:: Problem requirements ::
Copy all of the records below verbatim.

:: Dataset entries ::
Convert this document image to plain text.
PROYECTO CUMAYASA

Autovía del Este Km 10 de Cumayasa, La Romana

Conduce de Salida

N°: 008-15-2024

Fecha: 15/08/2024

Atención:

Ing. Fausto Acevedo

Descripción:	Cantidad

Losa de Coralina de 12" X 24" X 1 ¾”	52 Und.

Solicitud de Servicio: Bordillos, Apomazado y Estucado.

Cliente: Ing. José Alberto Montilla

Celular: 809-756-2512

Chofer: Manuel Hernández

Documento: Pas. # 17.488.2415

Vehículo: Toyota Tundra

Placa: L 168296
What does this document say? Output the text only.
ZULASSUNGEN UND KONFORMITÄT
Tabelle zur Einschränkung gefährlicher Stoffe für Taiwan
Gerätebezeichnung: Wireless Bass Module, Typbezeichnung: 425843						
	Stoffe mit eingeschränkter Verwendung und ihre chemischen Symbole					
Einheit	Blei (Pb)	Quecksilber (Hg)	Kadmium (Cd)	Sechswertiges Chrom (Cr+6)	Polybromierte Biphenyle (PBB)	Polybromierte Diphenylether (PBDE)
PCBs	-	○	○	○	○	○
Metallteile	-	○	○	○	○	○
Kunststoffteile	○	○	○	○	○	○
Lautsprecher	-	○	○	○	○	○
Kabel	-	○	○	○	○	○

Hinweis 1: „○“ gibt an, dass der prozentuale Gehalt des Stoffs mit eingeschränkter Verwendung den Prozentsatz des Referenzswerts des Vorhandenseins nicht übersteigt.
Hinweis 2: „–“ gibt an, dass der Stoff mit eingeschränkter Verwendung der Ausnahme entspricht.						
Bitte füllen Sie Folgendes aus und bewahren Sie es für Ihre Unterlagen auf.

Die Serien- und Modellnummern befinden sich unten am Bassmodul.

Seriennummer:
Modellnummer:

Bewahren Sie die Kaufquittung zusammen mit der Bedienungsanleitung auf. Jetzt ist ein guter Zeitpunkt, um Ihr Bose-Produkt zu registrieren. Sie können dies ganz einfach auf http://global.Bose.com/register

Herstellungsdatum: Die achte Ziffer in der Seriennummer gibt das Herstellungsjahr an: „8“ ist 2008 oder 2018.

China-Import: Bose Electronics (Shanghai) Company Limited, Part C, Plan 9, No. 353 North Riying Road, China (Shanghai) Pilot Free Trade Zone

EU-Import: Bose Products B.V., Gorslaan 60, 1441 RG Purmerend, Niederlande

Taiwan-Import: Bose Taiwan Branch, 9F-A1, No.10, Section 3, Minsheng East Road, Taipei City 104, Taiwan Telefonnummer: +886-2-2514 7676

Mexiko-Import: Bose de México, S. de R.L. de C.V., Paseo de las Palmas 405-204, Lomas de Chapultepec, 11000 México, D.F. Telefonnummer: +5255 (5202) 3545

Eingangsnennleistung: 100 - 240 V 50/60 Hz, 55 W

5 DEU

:: Written answer ::
Convert this document image to plain text.
PROYECTO CUMAYASA

Autovía del Este Km 10 de Cumayasa, La Romana

Conduce de Salida

N°: 008-15-2024

Fecha: 15/08/2024

Atención:

Ing. Fausto Acevedo

Descripción:	Cantidad

Losa de Coralina de 12" X 24" X 1 ¾”	52 Und.

Solicitud de Servicio: Bordillos, Apomazado y Estucado.

Cliente: Ing. José Alberto Montilla

Celular: 809-756-2512

Chofer: Manuel Hernández

Documento: Pas. # 17.488.2415

Vehículo: Toyota Tundra

Placa: L 168296
What does this document say? Output the text only.
ZULASSUNGEN UND KONFORMITÄT
Tabelle zur Einschränkung gefährlicher Stoffe für Taiwan
Gerätebezeichnung: Wireless Bass Module, Typbezeichnung: 425843						
	Stoffe mit eingeschränkter Verwendung und ihre chemischen Symbole					
Einheit	Blei (Pb)	Quecksilber (Hg)	Kadmium (Cd)	Sechswertiges Chrom (Cr+6)	Polybromierte Biphenyle (PBB)	Polybromierte Diphenylether (PBDE)
PCBs	-	○	○	○	○	○
Metallteile	-	○	○	○	○	○
Kunststoffteile	○	○	○	○	○	○
Lautsprecher	-	○	○	○	○	○
Kabel	-	○	○	○	○	○

Hinweis 1: „○“ gibt an, dass der prozentuale Gehalt des Stoffs mit eingeschränkter Verwendung den Prozentsatz des Referenzswerts des Vorhandenseins nicht übersteigt.
Hinweis 2: „–“ gibt an, dass der Stoff mit eingeschränkter Verwendung der Ausnahme entspricht.						
Bitte füllen Sie Folgendes aus und bewahren Sie es für Ihre Unterlagen auf.

Die Serien- und Modellnummern befinden sich unten am Bassmodul.

Seriennummer:
Modellnummer:

Bewahren Sie die Kaufquittung zusammen mit der Bedienungsanleitung auf. Jetzt ist ein guter Zeitpunkt, um Ihr Bose-Produkt zu registrieren. Sie können dies ganz einfach auf http://global.Bose.com/register

Herstellungsdatum: Die achte Ziffer in der Seriennummer gibt das Herstellungsjahr an: „8“ ist 2008 oder 2018.

China-Import: Bose Electronics (Shanghai) Company Limited, Part C, Plan 9, No. 353 North Riying Road, China (Shanghai) Pilot Free Trade Zone

EU-Import: Bose Products B.V., Gorslaan 60, 1441 RG Purmerend, Niederlande

Taiwan-Import: Bose Taiwan Branch, 9F-A1, No.10, Section 3, Minsheng East Road, Taipei City 104, Taiwan Telefonnummer: +886-2-2514 7676

Mexiko-Import: Bose de México, S. de R.L. de C.V., Paseo de las Palmas 405-204, Lomas de Chapultepec, 11000 México, D.F. Telefonnummer: +5255 (5202) 3545

Eingangsnennleistung: 100 - 240 V 50/60 Hz, 55 W

5 DEU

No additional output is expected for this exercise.